* Task to carry out
Change "chevron-right-icon" to "arrow-right-icon" in the rows starting at the line that contains "brightness-slider[interactable] <box>37 166" and ending at the line that contains "chevron-right-icon <box>494 786 518 810</box>", keeping everything else the same. Return only those lines.

Saved entries:
=====

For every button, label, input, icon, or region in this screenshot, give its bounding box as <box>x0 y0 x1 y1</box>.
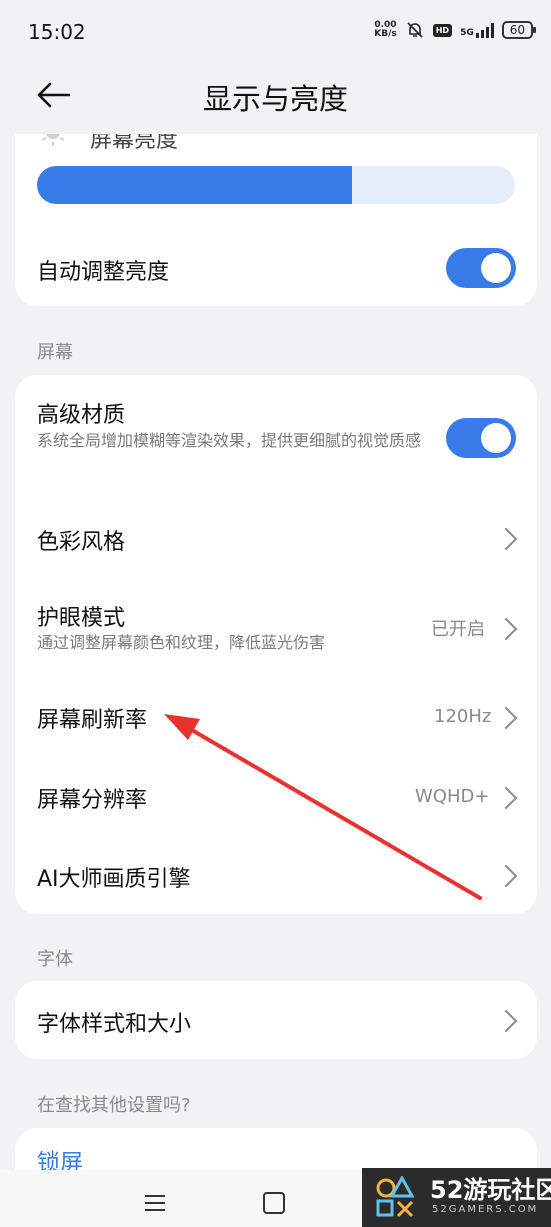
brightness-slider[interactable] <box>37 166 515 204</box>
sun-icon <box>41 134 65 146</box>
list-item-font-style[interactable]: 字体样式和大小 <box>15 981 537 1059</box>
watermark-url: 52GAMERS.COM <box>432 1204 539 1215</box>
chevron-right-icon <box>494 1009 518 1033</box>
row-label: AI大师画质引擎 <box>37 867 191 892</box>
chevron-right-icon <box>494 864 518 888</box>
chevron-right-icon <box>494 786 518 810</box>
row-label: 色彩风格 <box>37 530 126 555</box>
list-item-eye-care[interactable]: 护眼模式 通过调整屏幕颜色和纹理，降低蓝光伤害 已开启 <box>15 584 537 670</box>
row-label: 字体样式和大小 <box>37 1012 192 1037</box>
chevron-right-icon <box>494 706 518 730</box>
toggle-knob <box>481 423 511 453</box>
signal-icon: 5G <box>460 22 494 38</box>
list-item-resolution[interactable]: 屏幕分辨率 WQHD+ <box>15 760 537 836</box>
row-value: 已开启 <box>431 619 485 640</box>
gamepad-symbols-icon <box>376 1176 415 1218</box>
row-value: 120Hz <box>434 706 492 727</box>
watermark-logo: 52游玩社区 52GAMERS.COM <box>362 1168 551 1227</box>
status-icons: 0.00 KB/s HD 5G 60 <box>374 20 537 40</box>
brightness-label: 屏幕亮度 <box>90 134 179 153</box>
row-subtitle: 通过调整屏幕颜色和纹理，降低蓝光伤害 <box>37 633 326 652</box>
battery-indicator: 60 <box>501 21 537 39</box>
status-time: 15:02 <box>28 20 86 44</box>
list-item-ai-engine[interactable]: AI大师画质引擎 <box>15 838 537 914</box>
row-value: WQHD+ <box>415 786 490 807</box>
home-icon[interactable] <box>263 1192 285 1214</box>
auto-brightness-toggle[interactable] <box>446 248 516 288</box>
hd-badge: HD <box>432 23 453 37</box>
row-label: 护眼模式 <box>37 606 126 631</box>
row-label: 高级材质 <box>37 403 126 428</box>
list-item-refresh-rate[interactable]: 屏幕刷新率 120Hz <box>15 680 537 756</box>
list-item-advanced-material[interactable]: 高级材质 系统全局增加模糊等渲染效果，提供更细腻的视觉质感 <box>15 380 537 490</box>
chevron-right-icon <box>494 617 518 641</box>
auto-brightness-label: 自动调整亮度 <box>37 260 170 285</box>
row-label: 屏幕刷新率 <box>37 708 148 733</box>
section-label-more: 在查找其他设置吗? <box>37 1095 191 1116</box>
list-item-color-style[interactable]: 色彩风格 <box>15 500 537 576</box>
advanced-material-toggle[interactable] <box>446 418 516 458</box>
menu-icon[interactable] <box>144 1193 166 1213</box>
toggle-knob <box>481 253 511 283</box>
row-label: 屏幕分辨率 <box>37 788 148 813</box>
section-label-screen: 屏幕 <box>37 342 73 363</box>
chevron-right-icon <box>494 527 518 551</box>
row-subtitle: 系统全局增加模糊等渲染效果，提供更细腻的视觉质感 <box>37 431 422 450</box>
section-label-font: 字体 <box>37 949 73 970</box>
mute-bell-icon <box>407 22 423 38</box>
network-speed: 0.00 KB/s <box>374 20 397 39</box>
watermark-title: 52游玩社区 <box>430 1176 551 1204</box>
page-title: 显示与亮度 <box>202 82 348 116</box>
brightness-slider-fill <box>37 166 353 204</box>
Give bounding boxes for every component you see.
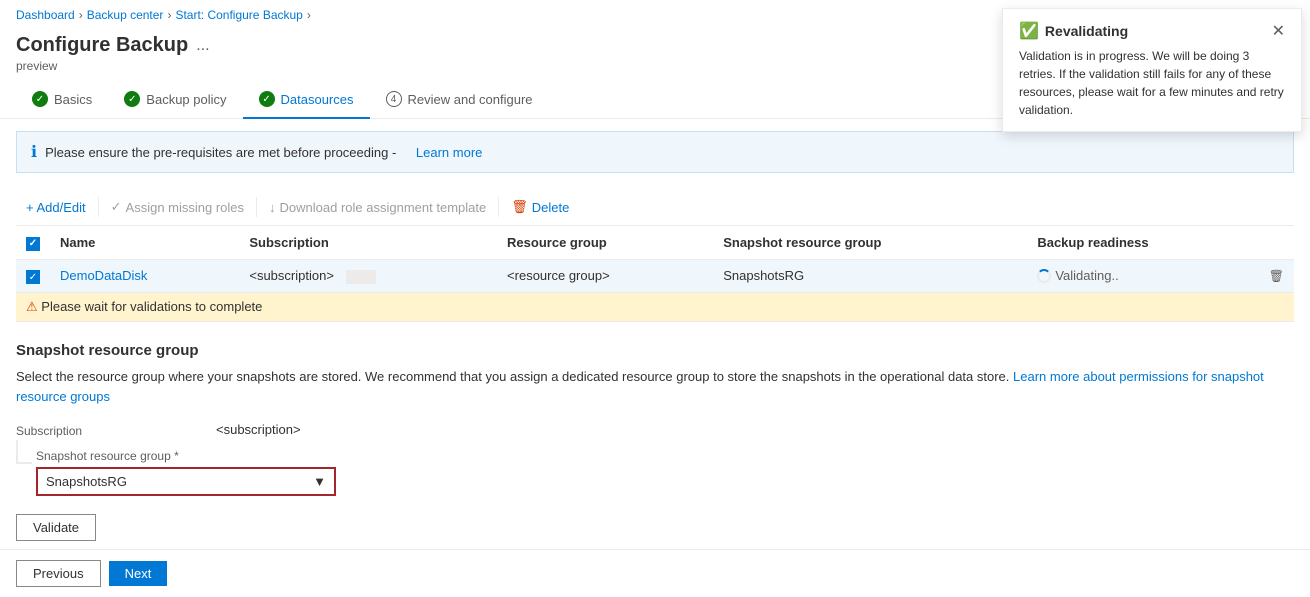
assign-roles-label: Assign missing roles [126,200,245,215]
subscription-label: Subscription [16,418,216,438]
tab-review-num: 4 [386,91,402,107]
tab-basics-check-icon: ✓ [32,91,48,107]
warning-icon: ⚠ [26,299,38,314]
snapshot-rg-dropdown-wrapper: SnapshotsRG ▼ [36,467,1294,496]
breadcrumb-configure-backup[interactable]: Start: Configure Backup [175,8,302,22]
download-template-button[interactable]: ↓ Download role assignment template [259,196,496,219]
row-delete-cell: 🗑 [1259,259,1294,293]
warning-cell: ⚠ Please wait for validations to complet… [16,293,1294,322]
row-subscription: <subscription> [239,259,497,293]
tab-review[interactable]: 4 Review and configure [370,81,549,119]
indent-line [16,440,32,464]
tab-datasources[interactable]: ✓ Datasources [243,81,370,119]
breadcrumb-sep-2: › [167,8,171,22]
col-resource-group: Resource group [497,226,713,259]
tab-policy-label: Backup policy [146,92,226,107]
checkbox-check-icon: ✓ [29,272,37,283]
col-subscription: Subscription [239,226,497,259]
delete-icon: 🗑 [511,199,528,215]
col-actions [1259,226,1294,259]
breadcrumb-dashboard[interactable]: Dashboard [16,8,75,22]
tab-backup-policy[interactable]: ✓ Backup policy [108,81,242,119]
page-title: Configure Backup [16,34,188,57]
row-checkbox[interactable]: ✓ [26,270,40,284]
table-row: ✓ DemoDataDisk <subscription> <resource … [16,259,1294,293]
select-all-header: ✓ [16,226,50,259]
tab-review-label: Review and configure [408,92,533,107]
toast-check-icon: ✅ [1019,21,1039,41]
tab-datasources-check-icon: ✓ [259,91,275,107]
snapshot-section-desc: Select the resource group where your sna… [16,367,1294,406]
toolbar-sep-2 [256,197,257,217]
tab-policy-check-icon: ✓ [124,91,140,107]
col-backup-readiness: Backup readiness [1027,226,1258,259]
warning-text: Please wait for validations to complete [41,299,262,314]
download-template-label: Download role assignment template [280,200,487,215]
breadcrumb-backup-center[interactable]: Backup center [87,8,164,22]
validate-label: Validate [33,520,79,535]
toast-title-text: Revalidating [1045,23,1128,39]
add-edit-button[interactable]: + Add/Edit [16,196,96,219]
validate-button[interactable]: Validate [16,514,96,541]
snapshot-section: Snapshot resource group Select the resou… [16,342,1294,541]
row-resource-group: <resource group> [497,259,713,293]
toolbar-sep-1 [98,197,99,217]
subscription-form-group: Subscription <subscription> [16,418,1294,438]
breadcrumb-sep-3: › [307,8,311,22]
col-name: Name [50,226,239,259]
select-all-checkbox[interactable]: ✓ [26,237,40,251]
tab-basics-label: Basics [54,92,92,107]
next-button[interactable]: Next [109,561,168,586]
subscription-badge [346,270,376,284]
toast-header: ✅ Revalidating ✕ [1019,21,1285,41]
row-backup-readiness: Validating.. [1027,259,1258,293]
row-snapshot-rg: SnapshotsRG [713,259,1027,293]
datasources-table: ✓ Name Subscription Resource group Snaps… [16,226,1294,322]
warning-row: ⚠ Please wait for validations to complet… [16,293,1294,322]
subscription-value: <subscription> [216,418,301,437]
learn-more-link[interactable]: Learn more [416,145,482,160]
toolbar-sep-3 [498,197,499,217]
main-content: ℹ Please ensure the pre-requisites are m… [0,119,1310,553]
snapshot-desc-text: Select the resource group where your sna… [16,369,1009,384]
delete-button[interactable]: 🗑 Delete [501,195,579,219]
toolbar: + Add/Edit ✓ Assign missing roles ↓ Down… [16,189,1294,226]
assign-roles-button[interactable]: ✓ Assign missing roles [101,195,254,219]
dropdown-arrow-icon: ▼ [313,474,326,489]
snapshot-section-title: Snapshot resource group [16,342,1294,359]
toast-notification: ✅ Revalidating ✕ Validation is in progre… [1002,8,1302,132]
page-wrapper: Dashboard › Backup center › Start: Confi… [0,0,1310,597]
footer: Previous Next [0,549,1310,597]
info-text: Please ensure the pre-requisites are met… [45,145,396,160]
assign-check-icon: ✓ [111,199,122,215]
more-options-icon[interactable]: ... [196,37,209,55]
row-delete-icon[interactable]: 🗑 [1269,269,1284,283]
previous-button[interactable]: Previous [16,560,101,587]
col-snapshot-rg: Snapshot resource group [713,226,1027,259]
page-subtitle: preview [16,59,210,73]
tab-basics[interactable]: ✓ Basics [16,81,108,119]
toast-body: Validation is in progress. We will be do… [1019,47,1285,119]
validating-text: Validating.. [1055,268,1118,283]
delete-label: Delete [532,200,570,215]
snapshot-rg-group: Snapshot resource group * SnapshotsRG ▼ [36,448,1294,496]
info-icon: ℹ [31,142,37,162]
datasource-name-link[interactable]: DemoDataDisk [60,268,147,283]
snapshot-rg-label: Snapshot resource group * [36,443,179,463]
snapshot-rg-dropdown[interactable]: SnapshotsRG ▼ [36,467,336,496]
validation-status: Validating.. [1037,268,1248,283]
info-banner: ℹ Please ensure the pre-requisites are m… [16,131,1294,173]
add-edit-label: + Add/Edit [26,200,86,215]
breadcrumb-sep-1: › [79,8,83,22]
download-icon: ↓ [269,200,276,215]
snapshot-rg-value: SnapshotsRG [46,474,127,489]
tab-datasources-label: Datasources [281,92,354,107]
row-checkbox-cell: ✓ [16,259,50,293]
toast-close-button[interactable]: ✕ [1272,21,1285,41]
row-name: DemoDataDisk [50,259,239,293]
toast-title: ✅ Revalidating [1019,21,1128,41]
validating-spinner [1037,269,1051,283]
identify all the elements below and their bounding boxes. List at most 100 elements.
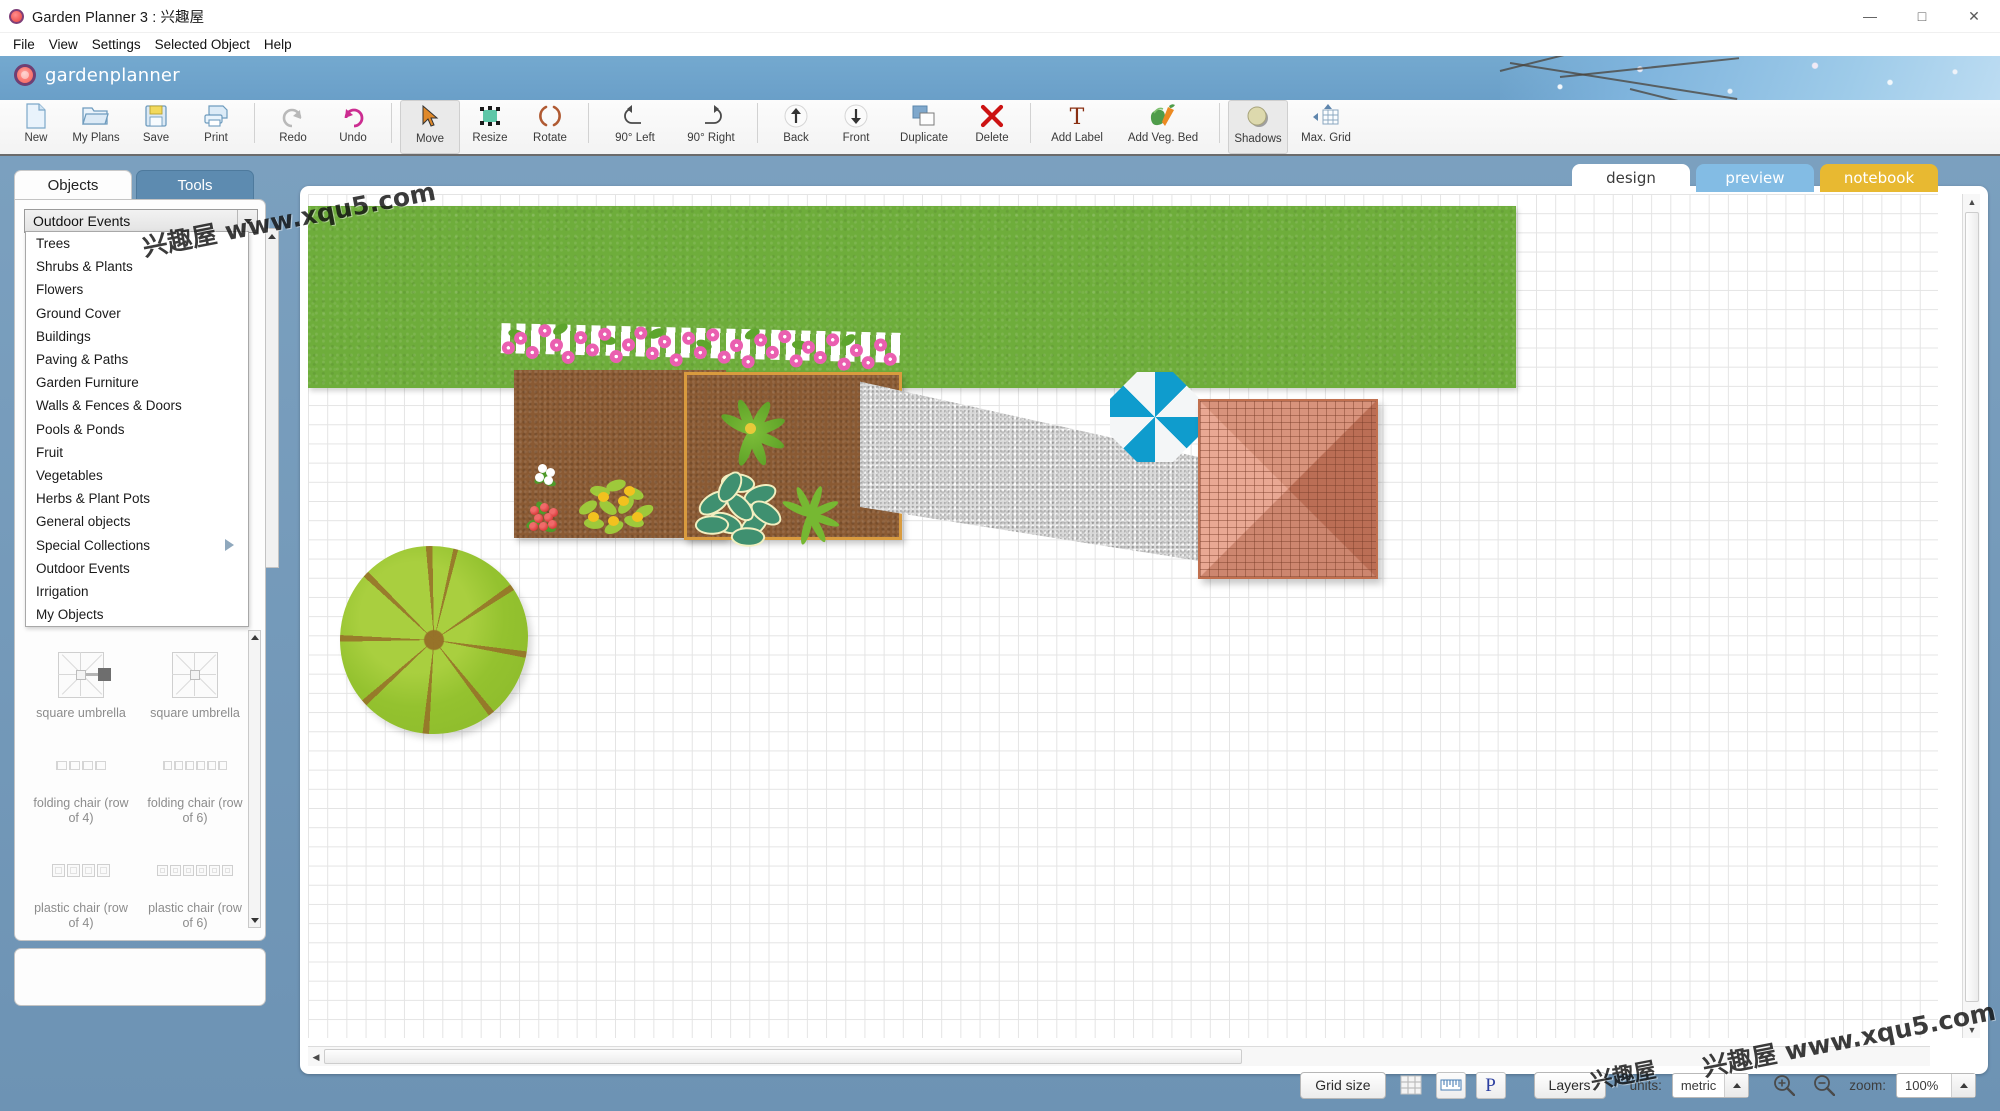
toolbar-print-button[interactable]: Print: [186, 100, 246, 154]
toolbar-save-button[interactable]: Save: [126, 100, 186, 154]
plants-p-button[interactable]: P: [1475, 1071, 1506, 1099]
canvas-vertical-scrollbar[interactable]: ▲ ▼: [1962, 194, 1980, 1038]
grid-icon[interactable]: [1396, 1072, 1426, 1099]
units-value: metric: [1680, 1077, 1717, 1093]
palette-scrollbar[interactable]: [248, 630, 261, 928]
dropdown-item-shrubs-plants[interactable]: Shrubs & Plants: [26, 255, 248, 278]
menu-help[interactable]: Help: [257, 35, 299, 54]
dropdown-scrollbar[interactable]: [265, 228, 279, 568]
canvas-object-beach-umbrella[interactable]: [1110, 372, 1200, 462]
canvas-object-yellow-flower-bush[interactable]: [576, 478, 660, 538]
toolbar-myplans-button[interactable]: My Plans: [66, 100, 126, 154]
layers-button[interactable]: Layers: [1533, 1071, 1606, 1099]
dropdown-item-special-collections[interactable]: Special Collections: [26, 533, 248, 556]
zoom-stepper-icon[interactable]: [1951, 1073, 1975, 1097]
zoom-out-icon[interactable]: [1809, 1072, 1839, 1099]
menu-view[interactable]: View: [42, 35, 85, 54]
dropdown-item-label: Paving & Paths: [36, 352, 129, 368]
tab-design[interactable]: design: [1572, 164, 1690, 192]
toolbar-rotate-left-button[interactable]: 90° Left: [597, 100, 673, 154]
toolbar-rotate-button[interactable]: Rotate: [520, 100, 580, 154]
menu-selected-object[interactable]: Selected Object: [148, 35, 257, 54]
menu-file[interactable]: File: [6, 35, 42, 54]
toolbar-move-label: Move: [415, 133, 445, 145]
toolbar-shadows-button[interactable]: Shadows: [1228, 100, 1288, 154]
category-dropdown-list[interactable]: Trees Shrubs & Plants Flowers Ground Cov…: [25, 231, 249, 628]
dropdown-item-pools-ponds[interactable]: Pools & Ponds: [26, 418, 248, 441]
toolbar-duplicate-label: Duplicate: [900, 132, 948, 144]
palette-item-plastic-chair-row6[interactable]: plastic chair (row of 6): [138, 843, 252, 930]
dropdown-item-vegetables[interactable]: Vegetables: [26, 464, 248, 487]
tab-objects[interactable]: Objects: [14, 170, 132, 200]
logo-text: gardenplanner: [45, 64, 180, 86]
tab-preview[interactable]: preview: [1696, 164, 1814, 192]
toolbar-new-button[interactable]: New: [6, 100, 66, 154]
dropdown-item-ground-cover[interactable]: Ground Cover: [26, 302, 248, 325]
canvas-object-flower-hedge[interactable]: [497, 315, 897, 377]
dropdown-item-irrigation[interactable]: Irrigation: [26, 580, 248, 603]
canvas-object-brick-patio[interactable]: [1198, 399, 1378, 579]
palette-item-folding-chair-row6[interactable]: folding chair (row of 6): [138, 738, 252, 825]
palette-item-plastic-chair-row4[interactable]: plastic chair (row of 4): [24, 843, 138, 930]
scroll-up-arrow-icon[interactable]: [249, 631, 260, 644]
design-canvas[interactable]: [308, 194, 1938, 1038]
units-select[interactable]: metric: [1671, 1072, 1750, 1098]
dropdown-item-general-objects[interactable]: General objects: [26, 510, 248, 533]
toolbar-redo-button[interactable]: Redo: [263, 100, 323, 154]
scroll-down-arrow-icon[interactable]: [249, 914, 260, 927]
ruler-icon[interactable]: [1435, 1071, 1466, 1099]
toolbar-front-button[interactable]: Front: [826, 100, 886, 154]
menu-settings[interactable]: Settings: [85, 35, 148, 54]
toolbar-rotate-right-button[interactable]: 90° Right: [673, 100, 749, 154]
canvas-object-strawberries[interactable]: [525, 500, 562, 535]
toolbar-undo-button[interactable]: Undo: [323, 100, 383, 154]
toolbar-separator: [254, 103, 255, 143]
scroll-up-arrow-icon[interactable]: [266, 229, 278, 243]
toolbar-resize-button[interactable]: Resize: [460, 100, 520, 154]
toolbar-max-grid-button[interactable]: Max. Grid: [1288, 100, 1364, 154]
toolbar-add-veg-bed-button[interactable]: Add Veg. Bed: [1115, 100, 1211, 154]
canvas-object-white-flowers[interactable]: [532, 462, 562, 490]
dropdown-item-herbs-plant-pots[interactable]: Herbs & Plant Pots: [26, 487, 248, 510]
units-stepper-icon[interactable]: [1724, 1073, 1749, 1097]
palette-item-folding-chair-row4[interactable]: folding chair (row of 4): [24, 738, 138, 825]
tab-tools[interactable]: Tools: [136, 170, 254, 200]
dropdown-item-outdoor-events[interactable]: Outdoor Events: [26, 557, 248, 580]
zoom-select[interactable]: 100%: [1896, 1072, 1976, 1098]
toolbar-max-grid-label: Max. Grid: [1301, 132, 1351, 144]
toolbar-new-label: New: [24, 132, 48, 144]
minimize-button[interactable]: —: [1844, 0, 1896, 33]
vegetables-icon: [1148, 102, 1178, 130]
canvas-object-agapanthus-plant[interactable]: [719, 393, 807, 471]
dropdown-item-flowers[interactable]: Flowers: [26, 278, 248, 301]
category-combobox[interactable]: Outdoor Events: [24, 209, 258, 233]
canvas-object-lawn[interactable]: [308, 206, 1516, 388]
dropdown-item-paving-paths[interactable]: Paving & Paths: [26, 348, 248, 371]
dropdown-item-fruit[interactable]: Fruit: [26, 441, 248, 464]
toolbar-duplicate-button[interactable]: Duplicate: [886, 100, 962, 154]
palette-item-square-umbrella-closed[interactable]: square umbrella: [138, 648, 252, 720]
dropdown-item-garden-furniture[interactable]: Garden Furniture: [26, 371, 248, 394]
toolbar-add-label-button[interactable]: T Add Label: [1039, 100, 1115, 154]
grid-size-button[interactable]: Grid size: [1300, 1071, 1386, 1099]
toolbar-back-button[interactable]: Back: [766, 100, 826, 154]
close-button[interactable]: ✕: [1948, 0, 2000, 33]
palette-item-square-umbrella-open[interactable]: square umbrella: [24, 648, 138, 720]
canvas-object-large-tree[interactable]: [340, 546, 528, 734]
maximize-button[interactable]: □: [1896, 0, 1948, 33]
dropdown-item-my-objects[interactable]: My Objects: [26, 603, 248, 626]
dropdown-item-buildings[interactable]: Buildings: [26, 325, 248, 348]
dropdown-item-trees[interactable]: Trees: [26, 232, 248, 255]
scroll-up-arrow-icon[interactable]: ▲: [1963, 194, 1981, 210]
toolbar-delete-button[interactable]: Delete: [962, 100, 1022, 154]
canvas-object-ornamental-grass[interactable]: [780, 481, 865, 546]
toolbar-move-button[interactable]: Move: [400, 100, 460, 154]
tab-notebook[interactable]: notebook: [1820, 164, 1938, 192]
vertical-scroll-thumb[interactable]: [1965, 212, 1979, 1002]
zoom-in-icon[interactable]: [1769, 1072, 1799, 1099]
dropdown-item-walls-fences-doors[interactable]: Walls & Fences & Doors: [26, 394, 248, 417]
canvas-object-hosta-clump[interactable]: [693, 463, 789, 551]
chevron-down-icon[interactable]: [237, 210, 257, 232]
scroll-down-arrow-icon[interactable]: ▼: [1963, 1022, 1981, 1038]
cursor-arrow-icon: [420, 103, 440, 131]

=====

* Worked answer
brightness-slider[interactable] <box>37 166 515 204</box>
sun-icon <box>41 134 65 146</box>
list-item-font-style[interactable]: 字体样式和大小 <box>15 981 537 1059</box>
watermark-url: 52GAMERS.COM <box>432 1204 539 1215</box>
arrow-right-icon <box>494 1009 518 1033</box>
row-label: AI大师画质引擎 <box>37 867 191 892</box>
arrow-right-icon <box>494 864 518 888</box>
arrow-right-icon <box>494 786 518 810</box>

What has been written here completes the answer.